* [Exercise details]: Omit all images. Transcribe the rest of the material below exactly.

* [Dataset records]:
»»

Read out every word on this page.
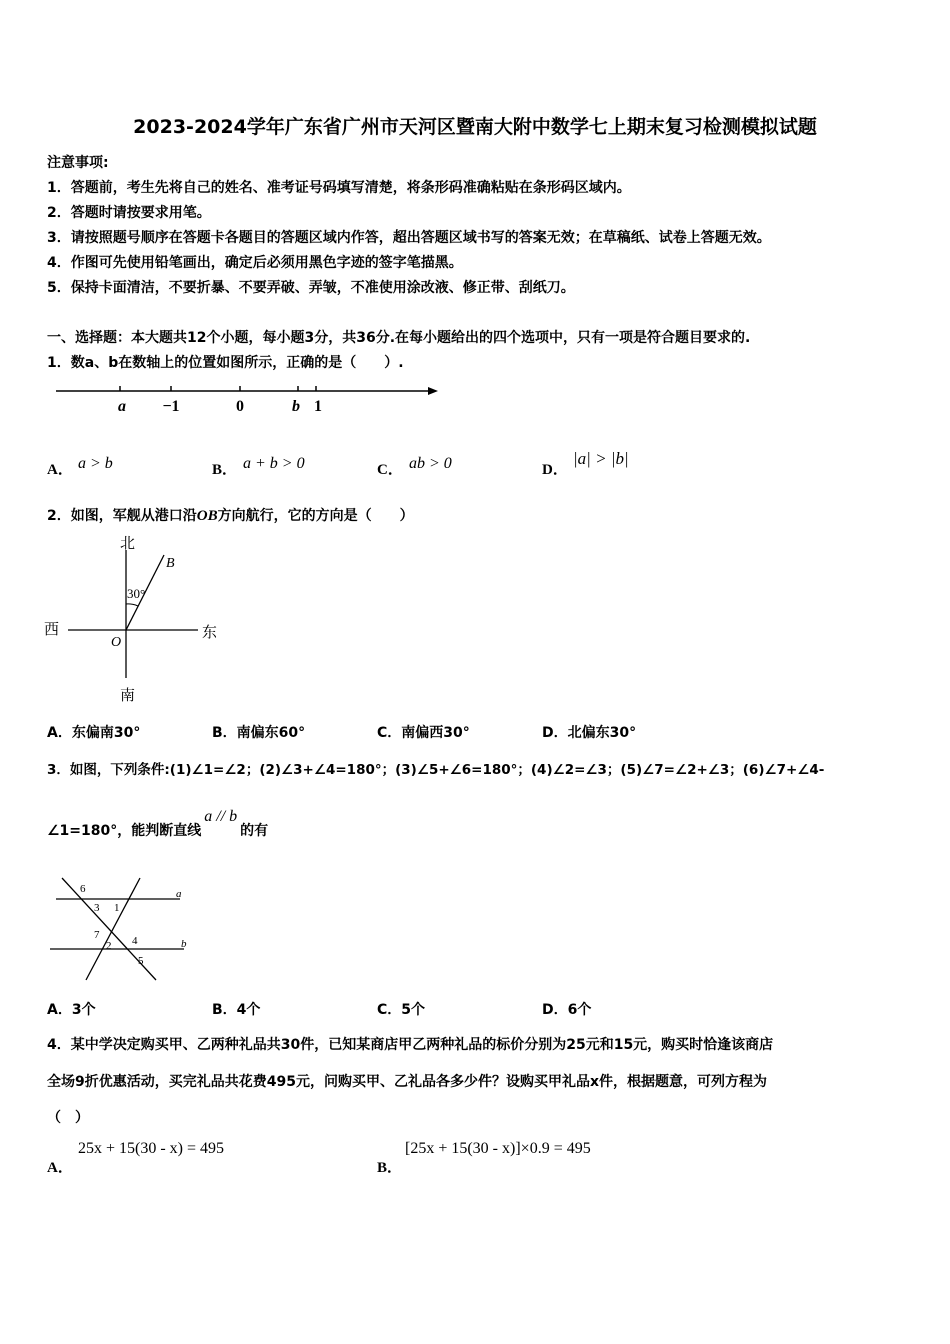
2023-2024学年广东省广州市天河区暨南大附中数学七上期末复习检测模拟试题
注意事项:
1．答题前，考生先将自己的姓名、准考证号码填写清楚，将条形码准确粘贴在条形码区域内。
2．答题时请按要求用笔。
3．请按照题号顺序在答题卡各题目的答题区域内作答，超出答题区域书写的答案无效；在草稿纸、试卷上答题无效。
4．作图可先使用铅笔画出，确定后必须用黑色字迹的签字笔描黑。
5．保持卡面清洁，不要折暴、不要弄破、弄皱，不准使用涂改液、修正带、刮纸刀。
一、选择题：本大题共12个小题，每小题3分，共36分.在每小题给出的四个选项中，只有一项是符合题目要求的.
1．数a、b在数轴上的位置如图所示，正确的是（　　）.
a −1	0	b 1
A． a > b	B． a + b > 0	C． ab > 0	D．
|a| > |b|
2．如图，军舰从港口沿OB方向航行，它的方向是（　　）
北
南
西	东
O
B
30°
A．东偏南30°	B．南偏东60°	C．南偏西30°	D．北偏东30°
3．如图，下列条件:(1)∠1=∠2；(2)∠3+∠4=180°；(3)∠5+∠6=180°；(4)∠2=∠3；(5)∠7=∠2+∠3；(6)∠7+∠4-
∠1=180°，能判断直线a // b的有
6
3 1
7	4
2
5
a
b
A．3个	B．4个	C．5个	D．6个
4．某中学决定购买甲、乙两种礼品共30件，已知某商店甲乙两种礼品的标价分别为25元和15元，购买时恰逢该商店
全场9折优惠活动，买完礼品共花费495元，问购买甲、乙礼品各多少件？设购买甲礼品x件，根据题意，可列方程为
（　）
A．
25x + 15(30 - x) = 495
B．
[25x + 15(30 - x)]×0.9 = 495
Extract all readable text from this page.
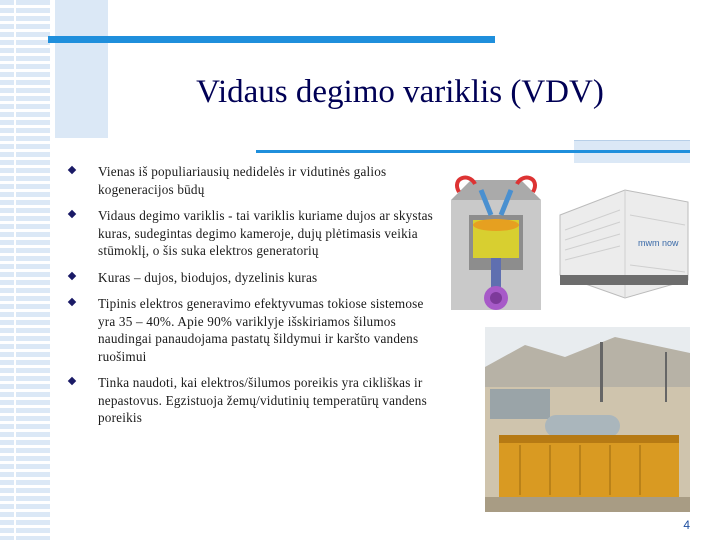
Vidaus degimo variklis (VDV)
Vienas iš populiariausių nedidelės ir vidutinės galios kogeneracijos būdų
Vidaus degimo variklis - tai variklis kuriame dujos ar skystas kuras, sudegintas degimo kameroje, dujų plėtimasis veikia stūmoklį, o šis suka elektros generatorių
Kuras – dujos, biodujos, dyzelinis kuras
Tipinis elektros generavimo efektyvumas tokiose sistemose yra 35 – 40%. Apie 90% variklyje išskiriamos šilumos naudingai panaudojama pastatų šildymui ir karšto vandens ruošimui
Tinka naudoti, kai elektros/šilumos poreikis yra cikliškas ir nepastovus. Egzistuoja žemų/vidutinių temperatūrų vandens poreikis
mwm now
4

««

* [Full solution]:
Read out every word on this page.
2023-2024学年广东省广州市天河区暨南大附中数学七上期末复习检测模拟试题
注意事项:
1．答题前，考生先将自己的姓名、准考证号码填写清楚，将条形码准确粘贴在条形码区域内。
2．答题时请按要求用笔。
3．请按照题号顺序在答题卡各题目的答题区域内作答，超出答题区域书写的答案无效；在草稿纸、试卷上答题无效。
4．作图可先使用铅笔画出，确定后必须用黑色字迹的签字笔描黑。
5．保持卡面清洁，不要折暴、不要弄破、弄皱，不准使用涂改液、修正带、刮纸刀。
一、选择题：本大题共12个小题，每小题3分，共36分.在每小题给出的四个选项中，只有一项是符合题目要求的.
1．数a、b在数轴上的位置如图所示，正确的是（　　）.
a −1	0	b 1
A． a > b	B． a + b > 0	C． ab > 0	D．
|a| > |b|
2．如图，军舰从港口沿OB方向航行，它的方向是（　　）
北
南
西	东
O
B
30°
A．东偏南30°	B．南偏东60°	C．南偏西30°	D．北偏东30°
3．如图，下列条件:(1)∠1=∠2；(2)∠3+∠4=180°；(3)∠5+∠6=180°；(4)∠2=∠3；(5)∠7=∠2+∠3；(6)∠7+∠4-
∠1=180°，能判断直线a // b的有
6
3 1
7	4
2
5
a
b
A．3个	B．4个	C．5个	D．6个
4．某中学决定购买甲、乙两种礼品共30件，已知某商店甲乙两种礼品的标价分别为25元和15元，购买时恰逢该商店
全场9折优惠活动，买完礼品共花费495元，问购买甲、乙礼品各多少件？设购买甲礼品x件，根据题意，可列方程为
（　）
A．
25x + 15(30 - x) = 495
B．
[25x + 15(30 - x)]×0.9 = 495
Extract all readable text from this page.
Vidaus degimo variklis (VDV)
Vienas iš populiariausių nedidelės ir vidutinės galios kogeneracijos būdų
Vidaus degimo variklis - tai variklis kuriame dujos ar skystas kuras, sudegintas degimo kameroje, dujų plėtimasis veikia stūmoklį, o šis suka elektros generatorių
Kuras – dujos, biodujos, dyzelinis kuras
Tipinis elektros generavimo efektyvumas tokiose sistemose yra 35 – 40%. Apie 90% variklyje išskiriamos šilumos naudingai panaudojama pastatų šildymui ir karšto vandens ruošimui
Tinka naudoti, kai elektros/šilumos poreikis yra cikliškas ir nepastovus. Egzistuoja žemų/vidutinių temperatūrų vandens poreikis
mwm now
4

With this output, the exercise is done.